[Written request]
Write out all the entries word for word and omit any pictures.

========================================================================

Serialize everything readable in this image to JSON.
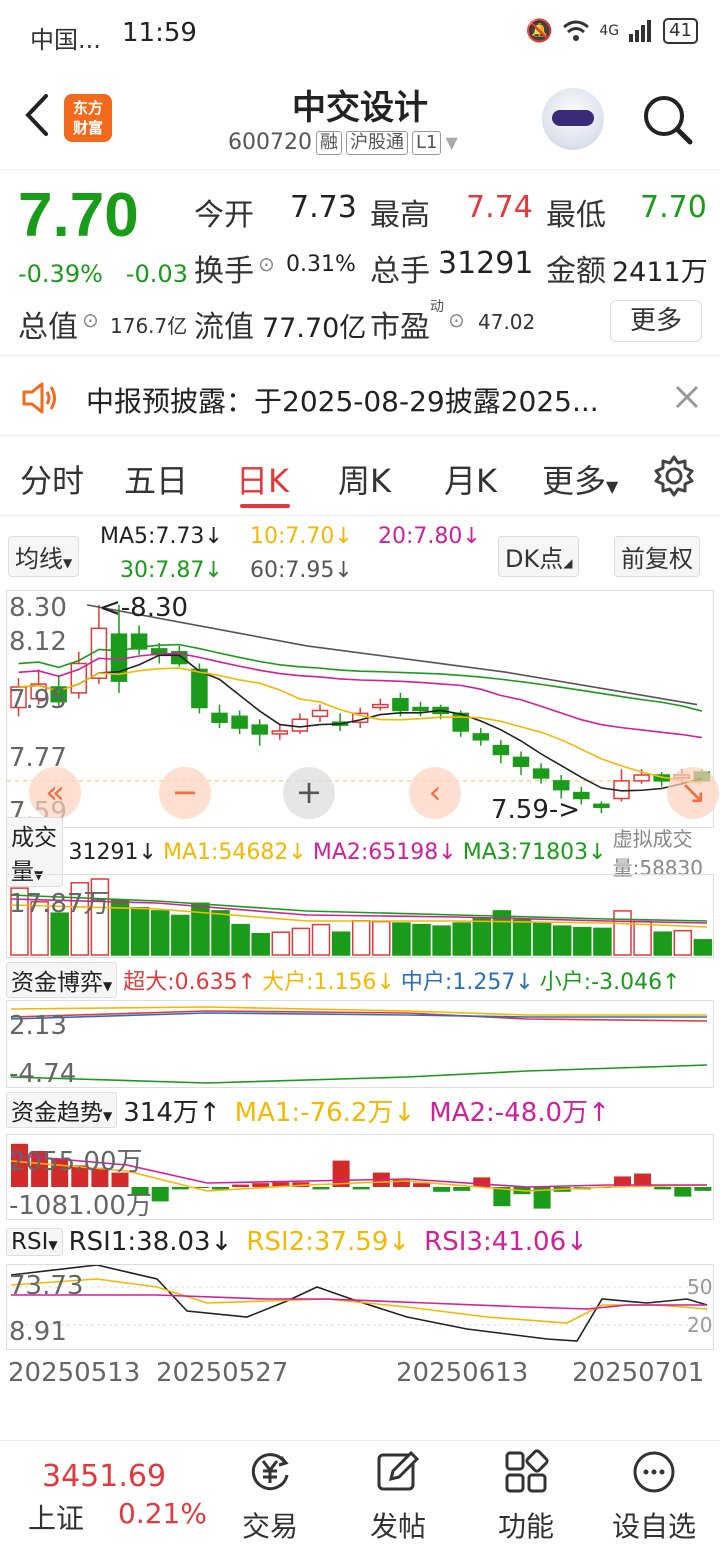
{
  "status": {
    "carrier": "中国...",
    "time": "11:59",
    "network": "4G",
    "battery": "41"
  },
  "header": {
    "title": "中交设计",
    "code": "600720",
    "tags": [
      "融",
      "沪股通",
      "L1"
    ],
    "logo": "东方财富"
  },
  "quote": {
    "price": "7.70",
    "change_pct": "-0.39%",
    "change": "-0.03",
    "open_label": "今开",
    "open": "7.73",
    "high_label": "最高",
    "high": "7.74",
    "low_label": "最低",
    "low": "7.70",
    "turnover_label": "换手",
    "turnover": "0.31%",
    "volume_label": "总手",
    "volume": "31291",
    "amount_label": "金额",
    "amount": "2411万",
    "mktcap_label": "总值",
    "mktcap": "176.7亿",
    "float_label": "流值",
    "float": "77.70亿",
    "pe_label": "市盈",
    "pe_sup": "动",
    "pe": "47.02",
    "more_label": "更多"
  },
  "notice": {
    "text": "中报预披露：于2025-08-29披露2025..."
  },
  "tabs": [
    "分时",
    "五日",
    "日K",
    "周K",
    "月K",
    "更多"
  ],
  "active_tab": 2,
  "ma_legend": {
    "selector": "均线",
    "ma5": "MA5:7.73",
    "ma10": "10:7.70",
    "ma20": "20:7.80",
    "ma30": "30:7.87",
    "ma60": "60:7.95",
    "dk": "DK点",
    "adjust": "前复权",
    "colors": {
      "ma5": "#222222",
      "ma10": "#f5b800",
      "ma20": "#d0209a",
      "ma30": "#1a9b1a",
      "ma60": "#555555"
    }
  },
  "kline": {
    "y_labels": [
      "8.30",
      "8.12",
      "7.95",
      "7.77",
      "7.59"
    ],
    "high_mark": "<-8.30",
    "low_mark": "7.59->",
    "up_color": "#e4393c",
    "down_color": "#1a9b1a"
  },
  "volume_panel": {
    "selector": "成交量",
    "value": "31291",
    "ma1": "MA1:54682",
    "ma2": "MA2:65198",
    "ma3": "MA3:71803",
    "virtual": "虚拟成交量:58830",
    "axis": "17.87万"
  },
  "fund_game": {
    "selector": "资金博弈",
    "super": "超大:0.635",
    "large": "大户:1.156",
    "medium": "中户:1.257",
    "small": "小户:-3.046",
    "axis_top": "2.13",
    "axis_bottom": "-4.74"
  },
  "fund_trend": {
    "selector": "资金趋势",
    "value": "314万",
    "ma1": "MA1:-76.2万",
    "ma2": "MA2:-48.0万",
    "axis_top": "2055.00万",
    "axis_bottom": "-1081.00万"
  },
  "rsi": {
    "selector": "RSI",
    "rsi1": "RSI1:38.03",
    "rsi2": "RSI2:37.59",
    "rsi3": "RSI3:41.06",
    "axis_top": "73.73",
    "axis_bottom": "8.91",
    "right_top": "50",
    "right_bottom": "20"
  },
  "dates": [
    "20250513",
    "20250527",
    "20250613",
    "20250701"
  ],
  "bottom_bar": {
    "index_value": "3451.69",
    "index_name": "上证",
    "index_change": "0.21%",
    "items": [
      "交易",
      "发帖",
      "功能",
      "设自选"
    ]
  }
}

========================================================================

[Response to this exercise]
Serialize everything readable in this image to JSON.
{
  "status": {
    "carrier": "中国...",
    "time": "11:59",
    "network": "4G",
    "battery": "41"
  },
  "header": {
    "title": "中交设计",
    "code": "600720",
    "tags": [
      "融",
      "沪股通",
      "L1"
    ],
    "logo": "东方财富"
  },
  "quote": {
    "price": "7.70",
    "change_pct": "-0.39%",
    "change": "-0.03",
    "open_label": "今开",
    "open": "7.73",
    "high_label": "最高",
    "high": "7.74",
    "low_label": "最低",
    "low": "7.70",
    "turnover_label": "换手",
    "turnover": "0.31%",
    "volume_label": "总手",
    "volume": "31291",
    "amount_label": "金额",
    "amount": "2411万",
    "mktcap_label": "总值",
    "mktcap": "176.7亿",
    "float_label": "流值",
    "float": "77.70亿",
    "pe_label": "市盈",
    "pe_sup": "动",
    "pe": "47.02",
    "more_label": "更多"
  },
  "notice": {
    "text": "中报预披露：于2025-08-29披露2025..."
  },
  "tabs": [
    "分时",
    "五日",
    "日K",
    "周K",
    "月K",
    "更多"
  ],
  "active_tab": 2,
  "ma_legend": {
    "selector": "均线",
    "ma5": "MA5:7.73",
    "ma10": "10:7.70",
    "ma20": "20:7.80",
    "ma30": "30:7.87",
    "ma60": "60:7.95",
    "dk": "DK点",
    "adjust": "前复权",
    "colors": {
      "ma5": "#222222",
      "ma10": "#f5b800",
      "ma20": "#d0209a",
      "ma30": "#1a9b1a",
      "ma60": "#555555"
    }
  },
  "kline": {
    "y_labels": [
      "8.30",
      "8.12",
      "7.95",
      "7.77",
      "7.59"
    ],
    "high_mark": "<-8.30",
    "low_mark": "7.59->",
    "up_color": "#e4393c",
    "down_color": "#1a9b1a"
  },
  "volume_panel": {
    "selector": "成交量",
    "value": "31291",
    "ma1": "MA1:54682",
    "ma2": "MA2:65198",
    "ma3": "MA3:71803",
    "virtual": "虚拟成交量:58830",
    "axis": "17.87万"
  },
  "fund_game": {
    "selector": "资金博弈",
    "super": "超大:0.635",
    "large": "大户:1.156",
    "medium": "中户:1.257",
    "small": "小户:-3.046",
    "axis_top": "2.13",
    "axis_bottom": "-4.74"
  },
  "fund_trend": {
    "selector": "资金趋势",
    "value": "314万",
    "ma1": "MA1:-76.2万",
    "ma2": "MA2:-48.0万",
    "axis_top": "2055.00万",
    "axis_bottom": "-1081.00万"
  },
  "rsi": {
    "selector": "RSI",
    "rsi1": "RSI1:38.03",
    "rsi2": "RSI2:37.59",
    "rsi3": "RSI3:41.06",
    "axis_top": "73.73",
    "axis_bottom": "8.91",
    "right_top": "50",
    "right_bottom": "20"
  },
  "dates": [
    "20250513",
    "20250527",
    "20250613",
    "20250701"
  ],
  "bottom_bar": {
    "index_value": "3451.69",
    "index_name": "上证",
    "index_change": "0.21%",
    "items": [
      "交易",
      "发帖",
      "功能",
      "设自选"
    ]
  }
}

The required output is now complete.